Data to process:
☆ ☆ ☆ ☆ ☆ ☆ ☆
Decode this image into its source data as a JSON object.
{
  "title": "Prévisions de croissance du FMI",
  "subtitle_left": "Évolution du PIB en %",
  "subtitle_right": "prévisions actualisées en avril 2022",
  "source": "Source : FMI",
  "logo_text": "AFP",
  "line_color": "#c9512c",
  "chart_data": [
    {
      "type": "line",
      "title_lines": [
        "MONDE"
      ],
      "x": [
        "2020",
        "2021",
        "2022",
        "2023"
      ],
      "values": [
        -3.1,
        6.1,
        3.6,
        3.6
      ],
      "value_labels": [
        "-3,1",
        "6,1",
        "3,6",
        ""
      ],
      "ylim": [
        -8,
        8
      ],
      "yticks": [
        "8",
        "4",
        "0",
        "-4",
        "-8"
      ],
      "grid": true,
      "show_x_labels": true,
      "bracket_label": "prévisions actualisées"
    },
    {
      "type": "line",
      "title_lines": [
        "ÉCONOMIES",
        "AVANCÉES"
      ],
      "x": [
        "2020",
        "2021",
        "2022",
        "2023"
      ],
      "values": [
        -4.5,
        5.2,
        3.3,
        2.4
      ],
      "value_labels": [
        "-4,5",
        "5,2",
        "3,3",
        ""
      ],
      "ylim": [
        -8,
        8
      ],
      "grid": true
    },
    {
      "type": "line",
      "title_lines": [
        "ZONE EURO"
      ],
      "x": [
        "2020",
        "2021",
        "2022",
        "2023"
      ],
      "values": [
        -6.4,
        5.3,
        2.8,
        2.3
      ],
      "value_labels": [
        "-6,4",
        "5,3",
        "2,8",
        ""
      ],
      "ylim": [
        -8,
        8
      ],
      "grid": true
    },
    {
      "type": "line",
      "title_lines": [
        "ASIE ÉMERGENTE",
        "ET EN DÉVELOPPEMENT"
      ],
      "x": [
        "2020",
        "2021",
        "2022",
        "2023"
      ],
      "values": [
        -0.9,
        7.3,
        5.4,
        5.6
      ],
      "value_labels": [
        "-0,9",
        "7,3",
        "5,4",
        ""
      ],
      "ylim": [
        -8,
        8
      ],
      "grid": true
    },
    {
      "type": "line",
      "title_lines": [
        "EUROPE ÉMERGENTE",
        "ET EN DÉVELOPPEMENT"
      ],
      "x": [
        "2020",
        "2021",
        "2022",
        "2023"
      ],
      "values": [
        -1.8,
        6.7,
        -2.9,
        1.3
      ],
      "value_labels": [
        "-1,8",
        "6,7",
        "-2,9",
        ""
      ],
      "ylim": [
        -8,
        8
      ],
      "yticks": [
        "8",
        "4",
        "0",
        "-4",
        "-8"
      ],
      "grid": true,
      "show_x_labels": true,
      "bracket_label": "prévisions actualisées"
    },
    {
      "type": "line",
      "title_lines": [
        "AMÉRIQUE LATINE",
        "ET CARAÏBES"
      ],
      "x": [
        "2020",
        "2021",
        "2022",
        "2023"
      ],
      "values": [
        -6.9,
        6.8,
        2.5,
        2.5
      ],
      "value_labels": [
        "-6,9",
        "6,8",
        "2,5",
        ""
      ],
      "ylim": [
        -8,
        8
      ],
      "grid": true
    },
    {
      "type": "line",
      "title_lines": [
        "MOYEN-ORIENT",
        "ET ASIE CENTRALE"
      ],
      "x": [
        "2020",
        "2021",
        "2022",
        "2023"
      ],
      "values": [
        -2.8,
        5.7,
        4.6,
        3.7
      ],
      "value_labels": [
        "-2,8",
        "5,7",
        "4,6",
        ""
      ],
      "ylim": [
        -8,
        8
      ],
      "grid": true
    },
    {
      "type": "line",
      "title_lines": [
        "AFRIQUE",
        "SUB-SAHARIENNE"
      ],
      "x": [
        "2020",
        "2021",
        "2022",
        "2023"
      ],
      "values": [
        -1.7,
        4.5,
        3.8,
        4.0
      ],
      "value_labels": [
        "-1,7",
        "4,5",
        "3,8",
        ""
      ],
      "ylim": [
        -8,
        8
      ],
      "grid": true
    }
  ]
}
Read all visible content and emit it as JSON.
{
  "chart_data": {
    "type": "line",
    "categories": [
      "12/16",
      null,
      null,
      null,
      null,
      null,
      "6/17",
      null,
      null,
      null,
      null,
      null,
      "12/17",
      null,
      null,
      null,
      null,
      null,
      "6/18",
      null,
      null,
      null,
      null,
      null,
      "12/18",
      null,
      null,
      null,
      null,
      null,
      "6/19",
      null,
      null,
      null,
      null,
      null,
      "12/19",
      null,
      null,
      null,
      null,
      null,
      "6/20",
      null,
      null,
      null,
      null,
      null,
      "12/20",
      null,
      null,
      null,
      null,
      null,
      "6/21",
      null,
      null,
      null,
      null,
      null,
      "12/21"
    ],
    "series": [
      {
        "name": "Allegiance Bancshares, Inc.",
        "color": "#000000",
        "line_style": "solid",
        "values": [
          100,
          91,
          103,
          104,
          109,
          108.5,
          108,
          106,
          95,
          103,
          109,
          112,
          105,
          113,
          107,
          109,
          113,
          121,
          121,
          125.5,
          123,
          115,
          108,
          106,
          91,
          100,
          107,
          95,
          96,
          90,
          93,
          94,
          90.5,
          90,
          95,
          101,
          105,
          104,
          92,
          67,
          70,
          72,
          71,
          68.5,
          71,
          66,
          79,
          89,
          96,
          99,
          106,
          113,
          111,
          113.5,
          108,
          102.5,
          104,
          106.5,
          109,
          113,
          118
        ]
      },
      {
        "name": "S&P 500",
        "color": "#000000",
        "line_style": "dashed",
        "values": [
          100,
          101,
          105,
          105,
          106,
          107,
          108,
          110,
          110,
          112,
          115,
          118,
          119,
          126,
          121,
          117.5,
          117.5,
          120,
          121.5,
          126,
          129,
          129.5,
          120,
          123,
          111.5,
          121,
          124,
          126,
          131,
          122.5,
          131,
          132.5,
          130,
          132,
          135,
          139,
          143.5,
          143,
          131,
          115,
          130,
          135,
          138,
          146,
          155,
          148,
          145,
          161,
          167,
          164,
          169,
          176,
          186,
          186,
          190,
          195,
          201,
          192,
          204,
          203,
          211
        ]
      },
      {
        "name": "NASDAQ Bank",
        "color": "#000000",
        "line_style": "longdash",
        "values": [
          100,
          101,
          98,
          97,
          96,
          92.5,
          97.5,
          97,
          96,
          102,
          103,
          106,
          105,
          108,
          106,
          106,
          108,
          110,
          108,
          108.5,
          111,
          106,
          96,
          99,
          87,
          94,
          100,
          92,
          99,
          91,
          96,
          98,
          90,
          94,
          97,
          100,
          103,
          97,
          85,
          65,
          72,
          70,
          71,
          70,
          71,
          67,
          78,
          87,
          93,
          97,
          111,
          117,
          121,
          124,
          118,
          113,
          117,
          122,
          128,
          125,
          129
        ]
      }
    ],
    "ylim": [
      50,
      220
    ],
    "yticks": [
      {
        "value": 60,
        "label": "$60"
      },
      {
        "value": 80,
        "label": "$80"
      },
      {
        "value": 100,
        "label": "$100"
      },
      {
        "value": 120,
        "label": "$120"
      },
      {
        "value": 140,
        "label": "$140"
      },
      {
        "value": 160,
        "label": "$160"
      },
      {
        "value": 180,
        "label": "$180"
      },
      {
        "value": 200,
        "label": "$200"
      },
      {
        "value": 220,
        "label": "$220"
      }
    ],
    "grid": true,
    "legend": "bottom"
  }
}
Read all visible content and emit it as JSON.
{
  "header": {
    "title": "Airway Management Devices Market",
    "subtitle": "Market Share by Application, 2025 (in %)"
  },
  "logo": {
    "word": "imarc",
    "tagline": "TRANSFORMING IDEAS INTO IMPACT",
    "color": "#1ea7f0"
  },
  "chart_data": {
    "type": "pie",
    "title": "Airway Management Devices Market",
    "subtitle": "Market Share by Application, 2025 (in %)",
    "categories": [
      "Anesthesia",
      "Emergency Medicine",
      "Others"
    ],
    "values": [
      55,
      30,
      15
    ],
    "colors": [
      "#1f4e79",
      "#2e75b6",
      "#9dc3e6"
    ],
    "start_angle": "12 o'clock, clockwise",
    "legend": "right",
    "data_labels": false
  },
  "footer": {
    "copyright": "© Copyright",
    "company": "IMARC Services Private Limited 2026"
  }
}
☆ ☆ ☆ ☆ ☆ ☆ ☆
To be done: Copy each line above that contains the string "source".

Exercise solution:
Decode this image into its source data as a JSON object.
  "source": "Source : FMI",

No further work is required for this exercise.